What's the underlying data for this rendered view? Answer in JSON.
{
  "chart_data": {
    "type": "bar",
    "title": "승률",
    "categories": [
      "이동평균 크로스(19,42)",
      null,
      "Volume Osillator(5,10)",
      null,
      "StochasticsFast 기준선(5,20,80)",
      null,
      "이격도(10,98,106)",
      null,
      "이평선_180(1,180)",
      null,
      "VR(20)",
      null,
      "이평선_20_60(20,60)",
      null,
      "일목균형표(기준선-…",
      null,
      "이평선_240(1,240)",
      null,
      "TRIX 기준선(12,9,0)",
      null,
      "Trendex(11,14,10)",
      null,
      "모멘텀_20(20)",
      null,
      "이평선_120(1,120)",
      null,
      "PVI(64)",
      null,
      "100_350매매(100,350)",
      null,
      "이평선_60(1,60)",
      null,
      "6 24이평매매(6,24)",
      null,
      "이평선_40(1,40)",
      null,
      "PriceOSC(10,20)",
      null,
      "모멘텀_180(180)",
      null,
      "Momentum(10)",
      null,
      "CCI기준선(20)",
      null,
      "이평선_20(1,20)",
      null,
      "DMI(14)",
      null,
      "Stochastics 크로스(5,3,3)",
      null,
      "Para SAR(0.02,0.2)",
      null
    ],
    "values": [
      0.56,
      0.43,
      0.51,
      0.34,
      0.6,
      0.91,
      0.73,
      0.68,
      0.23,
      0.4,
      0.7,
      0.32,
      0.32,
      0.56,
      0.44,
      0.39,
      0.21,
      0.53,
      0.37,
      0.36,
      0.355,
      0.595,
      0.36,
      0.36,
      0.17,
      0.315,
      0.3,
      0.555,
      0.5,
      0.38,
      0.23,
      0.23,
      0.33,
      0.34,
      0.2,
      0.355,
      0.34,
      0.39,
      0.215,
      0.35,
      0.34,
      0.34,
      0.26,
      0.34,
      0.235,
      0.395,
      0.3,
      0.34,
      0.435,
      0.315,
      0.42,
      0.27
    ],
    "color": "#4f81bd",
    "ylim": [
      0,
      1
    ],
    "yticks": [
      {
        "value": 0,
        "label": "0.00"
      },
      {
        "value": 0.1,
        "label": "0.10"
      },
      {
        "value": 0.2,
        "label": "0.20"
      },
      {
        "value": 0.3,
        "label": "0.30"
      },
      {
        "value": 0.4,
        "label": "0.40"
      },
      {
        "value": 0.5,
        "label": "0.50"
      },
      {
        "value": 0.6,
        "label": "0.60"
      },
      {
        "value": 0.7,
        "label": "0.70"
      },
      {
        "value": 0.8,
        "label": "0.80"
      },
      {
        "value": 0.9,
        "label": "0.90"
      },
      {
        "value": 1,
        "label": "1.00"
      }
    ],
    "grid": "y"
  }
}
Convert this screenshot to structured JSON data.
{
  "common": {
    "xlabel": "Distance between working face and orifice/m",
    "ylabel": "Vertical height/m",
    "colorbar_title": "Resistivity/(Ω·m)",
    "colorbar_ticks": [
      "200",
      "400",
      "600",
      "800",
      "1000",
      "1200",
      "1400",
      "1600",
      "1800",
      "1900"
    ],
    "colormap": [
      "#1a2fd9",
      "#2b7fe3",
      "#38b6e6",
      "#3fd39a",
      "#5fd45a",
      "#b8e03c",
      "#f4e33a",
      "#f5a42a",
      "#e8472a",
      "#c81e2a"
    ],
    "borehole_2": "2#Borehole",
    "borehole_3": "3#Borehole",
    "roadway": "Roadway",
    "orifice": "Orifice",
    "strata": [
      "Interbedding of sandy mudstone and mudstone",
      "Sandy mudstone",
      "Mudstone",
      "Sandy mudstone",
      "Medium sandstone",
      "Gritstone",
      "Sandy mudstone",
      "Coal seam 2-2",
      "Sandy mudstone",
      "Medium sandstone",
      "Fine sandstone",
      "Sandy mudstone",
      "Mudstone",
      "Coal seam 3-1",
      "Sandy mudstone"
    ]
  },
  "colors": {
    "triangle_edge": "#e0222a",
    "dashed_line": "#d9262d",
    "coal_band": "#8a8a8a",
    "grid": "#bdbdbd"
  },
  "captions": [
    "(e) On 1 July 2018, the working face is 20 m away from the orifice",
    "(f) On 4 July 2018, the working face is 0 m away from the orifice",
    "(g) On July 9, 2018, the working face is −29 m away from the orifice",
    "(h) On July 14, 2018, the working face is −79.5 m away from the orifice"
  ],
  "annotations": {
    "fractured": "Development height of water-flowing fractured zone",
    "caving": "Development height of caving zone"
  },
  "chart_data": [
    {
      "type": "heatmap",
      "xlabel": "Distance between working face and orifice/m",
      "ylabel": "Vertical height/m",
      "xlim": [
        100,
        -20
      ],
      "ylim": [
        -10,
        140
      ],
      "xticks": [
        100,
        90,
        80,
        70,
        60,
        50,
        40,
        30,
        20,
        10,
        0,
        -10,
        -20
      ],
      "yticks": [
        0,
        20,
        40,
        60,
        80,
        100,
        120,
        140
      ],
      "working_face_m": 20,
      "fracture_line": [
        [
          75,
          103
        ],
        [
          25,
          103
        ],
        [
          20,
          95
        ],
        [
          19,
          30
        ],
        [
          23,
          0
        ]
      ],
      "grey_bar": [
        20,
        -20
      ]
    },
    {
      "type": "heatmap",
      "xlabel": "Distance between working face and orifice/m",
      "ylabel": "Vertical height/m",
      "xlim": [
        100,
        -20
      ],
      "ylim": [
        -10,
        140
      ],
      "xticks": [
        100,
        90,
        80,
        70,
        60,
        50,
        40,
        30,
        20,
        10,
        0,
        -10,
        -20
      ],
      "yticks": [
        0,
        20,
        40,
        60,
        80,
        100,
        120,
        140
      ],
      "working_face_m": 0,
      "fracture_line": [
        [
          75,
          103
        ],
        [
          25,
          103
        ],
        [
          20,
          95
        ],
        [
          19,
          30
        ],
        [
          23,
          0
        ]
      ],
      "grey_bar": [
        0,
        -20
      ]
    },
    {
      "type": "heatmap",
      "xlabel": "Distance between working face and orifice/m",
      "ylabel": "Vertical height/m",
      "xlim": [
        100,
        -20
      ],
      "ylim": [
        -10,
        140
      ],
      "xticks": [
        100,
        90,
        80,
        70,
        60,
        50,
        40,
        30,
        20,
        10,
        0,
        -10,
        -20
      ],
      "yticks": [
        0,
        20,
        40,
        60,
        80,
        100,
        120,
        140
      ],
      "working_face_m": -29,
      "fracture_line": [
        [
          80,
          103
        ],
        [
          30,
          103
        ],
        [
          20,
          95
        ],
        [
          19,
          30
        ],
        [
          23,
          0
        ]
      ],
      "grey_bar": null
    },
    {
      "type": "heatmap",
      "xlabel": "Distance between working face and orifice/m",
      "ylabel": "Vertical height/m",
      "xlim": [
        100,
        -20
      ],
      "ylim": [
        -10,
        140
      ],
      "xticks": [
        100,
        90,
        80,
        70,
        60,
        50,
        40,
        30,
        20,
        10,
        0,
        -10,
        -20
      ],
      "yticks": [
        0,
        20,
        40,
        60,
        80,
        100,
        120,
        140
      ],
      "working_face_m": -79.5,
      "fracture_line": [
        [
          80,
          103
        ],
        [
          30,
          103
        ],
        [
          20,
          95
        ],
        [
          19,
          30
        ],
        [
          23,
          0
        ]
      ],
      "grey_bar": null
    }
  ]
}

####################

_Required task_
Reproduce the material verbatim, line by line.

_Response_
What's the underlying data for this rendered view? Answer in JSON.
{
  "chart_data": {
    "type": "bar",
    "title": "승률",
    "categories": [
      "이동평균 크로스(19,42)",
      null,
      "Volume Osillator(5,10)",
      null,
      "StochasticsFast 기준선(5,20,80)",
      null,
      "이격도(10,98,106)",
      null,
      "이평선_180(1,180)",
      null,
      "VR(20)",
      null,
      "이평선_20_60(20,60)",
      null,
      "일목균형표(기준선-…",
      null,
      "이평선_240(1,240)",
      null,
      "TRIX 기준선(12,9,0)",
      null,
      "Trendex(11,14,10)",
      null,
      "모멘텀_20(20)",
      null,
      "이평선_120(1,120)",
      null,
      "PVI(64)",
      null,
      "100_350매매(100,350)",
      null,
      "이평선_60(1,60)",
      null,
      "6 24이평매매(6,24)",
      null,
      "이평선_40(1,40)",
      null,
      "PriceOSC(10,20)",
      null,
      "모멘텀_180(180)",
      null,
      "Momentum(10)",
      null,
      "CCI기준선(20)",
      null,
      "이평선_20(1,20)",
      null,
      "DMI(14)",
      null,
      "Stochastics 크로스(5,3,3)",
      null,
      "Para SAR(0.02,0.2)",
      null
    ],
    "values": [
      0.56,
      0.43,
      0.51,
      0.34,
      0.6,
      0.91,
      0.73,
      0.68,
      0.23,
      0.4,
      0.7,
      0.32,
      0.32,
      0.56,
      0.44,
      0.39,
      0.21,
      0.53,
      0.37,
      0.36,
      0.355,
      0.595,
      0.36,
      0.36,
      0.17,
      0.315,
      0.3,
      0.555,
      0.5,
      0.38,
      0.23,
      0.23,
      0.33,
      0.34,
      0.2,
      0.355,
      0.34,
      0.39,
      0.215,
      0.35,
      0.34,
      0.34,
      0.26,
      0.34,
      0.235,
      0.395,
      0.3,
      0.34,
      0.435,
      0.315,
      0.42,
      0.27
    ],
    "color": "#4f81bd",
    "ylim": [
      0,
      1
    ],
    "yticks": [
      {
        "value": 0,
        "label": "0.00"
      },
      {
        "value": 0.1,
        "label": "0.10"
      },
      {
        "value": 0.2,
        "label": "0.20"
      },
      {
        "value": 0.3,
        "label": "0.30"
      },
      {
        "value": 0.4,
        "label": "0.40"
      },
      {
        "value": 0.5,
        "label": "0.50"
      },
      {
        "value": 0.6,
        "label": "0.60"
      },
      {
        "value": 0.7,
        "label": "0.70"
      },
      {
        "value": 0.8,
        "label": "0.80"
      },
      {
        "value": 0.9,
        "label": "0.90"
      },
      {
        "value": 1,
        "label": "1.00"
      }
    ],
    "grid": "y"
  }
}
Convert this screenshot to structured JSON data.
{
  "common": {
    "xlabel": "Distance between working face and orifice/m",
    "ylabel": "Vertical height/m",
    "colorbar_title": "Resistivity/(Ω·m)",
    "colorbar_ticks": [
      "200",
      "400",
      "600",
      "800",
      "1000",
      "1200",
      "1400",
      "1600",
      "1800",
      "1900"
    ],
    "colormap": [
      "#1a2fd9",
      "#2b7fe3",
      "#38b6e6",
      "#3fd39a",
      "#5fd45a",
      "#b8e03c",
      "#f4e33a",
      "#f5a42a",
      "#e8472a",
      "#c81e2a"
    ],
    "borehole_2": "2#Borehole",
    "borehole_3": "3#Borehole",
    "roadway": "Roadway",
    "orifice": "Orifice",
    "strata": [
      "Interbedding of sandy mudstone and mudstone",
      "Sandy mudstone",
      "Mudstone",
      "Sandy mudstone",
      "Medium sandstone",
      "Gritstone",
      "Sandy mudstone",
      "Coal seam 2-2",
      "Sandy mudstone",
      "Medium sandstone",
      "Fine sandstone",
      "Sandy mudstone",
      "Mudstone",
      "Coal seam 3-1",
      "Sandy mudstone"
    ]
  },
  "colors": {
    "triangle_edge": "#e0222a",
    "dashed_line": "#d9262d",
    "coal_band": "#8a8a8a",
    "grid": "#bdbdbd"
  },
  "captions": [
    "(e) On 1 July 2018, the working face is 20 m away from the orifice",
    "(f) On 4 July 2018, the working face is 0 m away from the orifice",
    "(g) On July 9, 2018, the working face is −29 m away from the orifice",
    "(h) On July 14, 2018, the working face is −79.5 m away from the orifice"
  ],
  "annotations": {
    "fractured": "Development height of water-flowing fractured zone",
    "caving": "Development height of caving zone"
  },
  "chart_data": [
    {
      "type": "heatmap",
      "xlabel": "Distance between working face and orifice/m",
      "ylabel": "Vertical height/m",
      "xlim": [
        100,
        -20
      ],
      "ylim": [
        -10,
        140
      ],
      "xticks": [
        100,
        90,
        80,
        70,
        60,
        50,
        40,
        30,
        20,
        10,
        0,
        -10,
        -20
      ],
      "yticks": [
        0,
        20,
        40,
        60,
        80,
        100,
        120,
        140
      ],
      "working_face_m": 20,
      "fracture_line": [
        [
          75,
          103
        ],
        [
          25,
          103
        ],
        [
          20,
          95
        ],
        [
          19,
          30
        ],
        [
          23,
          0
        ]
      ],
      "grey_bar": [
        20,
        -20
      ]
    },
    {
      "type": "heatmap",
      "xlabel": "Distance between working face and orifice/m",
      "ylabel": "Vertical height/m",
      "xlim": [
        100,
        -20
      ],
      "ylim": [
        -10,
        140
      ],
      "xticks": [
        100,
        90,
        80,
        70,
        60,
        50,
        40,
        30,
        20,
        10,
        0,
        -10,
        -20
      ],
      "yticks": [
        0,
        20,
        40,
        60,
        80,
        100,
        120,
        140
      ],
      "working_face_m": 0,
      "fracture_line": [
        [
          75,
          103
        ],
        [
          25,
          103
        ],
        [
          20,
          95
        ],
        [
          19,
          30
        ],
        [
          23,
          0
        ]
      ],
      "grey_bar": [
        0,
        -20
      ]
    },
    {
      "type": "heatmap",
      "xlabel": "Distance between working face and orifice/m",
      "ylabel": "Vertical height/m",
      "xlim": [
        100,
        -20
      ],
      "ylim": [
        -10,
        140
      ],
      "xticks": [
        100,
        90,
        80,
        70,
        60,
        50,
        40,
        30,
        20,
        10,
        0,
        -10,
        -20
      ],
      "yticks": [
        0,
        20,
        40,
        60,
        80,
        100,
        120,
        140
      ],
      "working_face_m": -29,
      "fracture_line": [
        [
          80,
          103
        ],
        [
          30,
          103
        ],
        [
          20,
          95
        ],
        [
          19,
          30
        ],
        [
          23,
          0
        ]
      ],
      "grey_bar": null
    },
    {
      "type": "heatmap",
      "xlabel": "Distance between working face and orifice/m",
      "ylabel": "Vertical height/m",
      "xlim": [
        100,
        -20
      ],
      "ylim": [
        -10,
        140
      ],
      "xticks": [
        100,
        90,
        80,
        70,
        60,
        50,
        40,
        30,
        20,
        10,
        0,
        -10,
        -20
      ],
      "yticks": [
        0,
        20,
        40,
        60,
        80,
        100,
        120,
        140
      ],
      "working_face_m": -79.5,
      "fracture_line": [
        [
          80,
          103
        ],
        [
          30,
          103
        ],
        [
          20,
          95
        ],
        [
          19,
          30
        ],
        [
          23,
          0
        ]
      ],
      "grey_bar": null
    }
  ]
}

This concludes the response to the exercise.